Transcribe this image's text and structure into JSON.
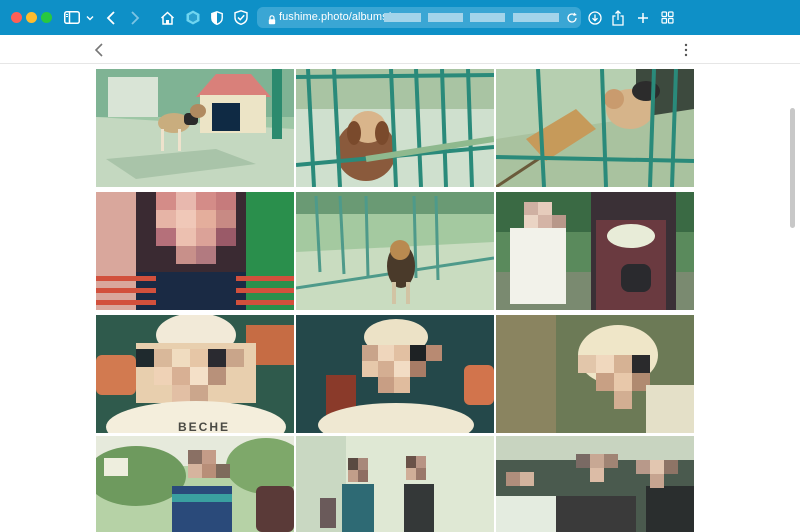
{
  "browser": {
    "url": "fushime.photo/albums/",
    "tab_overview_label": "tab overview"
  },
  "album": {
    "photos": [
      {
        "name": "photo-beagle-doghouse",
        "alt": "beagle beside doghouse"
      },
      {
        "name": "photo-beagle-fence",
        "alt": "beagle behind fence"
      },
      {
        "name": "photo-beagle-broom",
        "alt": "beagle and broom"
      },
      {
        "name": "photo-child-striped-shirt",
        "alt": "child in striped shirt"
      },
      {
        "name": "photo-dog-garden-fence",
        "alt": "dog at garden fence"
      },
      {
        "name": "photo-child-and-adult",
        "alt": "child and adult"
      },
      {
        "name": "photo-baby-bonnet-1",
        "alt": "baby in bonnet"
      },
      {
        "name": "photo-baby-bonnet-2",
        "alt": "baby in bonnet"
      },
      {
        "name": "photo-baby-bonnet-3",
        "alt": "baby in bonnet"
      },
      {
        "name": "photo-person-outdoors",
        "alt": "person outdoors"
      },
      {
        "name": "photo-two-people",
        "alt": "two people standing"
      },
      {
        "name": "photo-group",
        "alt": "group of people"
      }
    ]
  },
  "print_text": "BECHE"
}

┄┄┄┄┄┄┄┄┄┄┄┄┄┄┄┄┄┄┄┄

> [EXERCISE] Reproduce the full listing above verbatim, with no pictures included.

> [THE RESPONSE]
Transcribe this image's text and structure into JSON.
{
  "browser": {
    "url": "fushime.photo/albums/",
    "tab_overview_label": "tab overview"
  },
  "album": {
    "photos": [
      {
        "name": "photo-beagle-doghouse",
        "alt": "beagle beside doghouse"
      },
      {
        "name": "photo-beagle-fence",
        "alt": "beagle behind fence"
      },
      {
        "name": "photo-beagle-broom",
        "alt": "beagle and broom"
      },
      {
        "name": "photo-child-striped-shirt",
        "alt": "child in striped shirt"
      },
      {
        "name": "photo-dog-garden-fence",
        "alt": "dog at garden fence"
      },
      {
        "name": "photo-child-and-adult",
        "alt": "child and adult"
      },
      {
        "name": "photo-baby-bonnet-1",
        "alt": "baby in bonnet"
      },
      {
        "name": "photo-baby-bonnet-2",
        "alt": "baby in bonnet"
      },
      {
        "name": "photo-baby-bonnet-3",
        "alt": "baby in bonnet"
      },
      {
        "name": "photo-person-outdoors",
        "alt": "person outdoors"
      },
      {
        "name": "photo-two-people",
        "alt": "two people standing"
      },
      {
        "name": "photo-group",
        "alt": "group of people"
      }
    ]
  },
  "print_text": "BECHE"
}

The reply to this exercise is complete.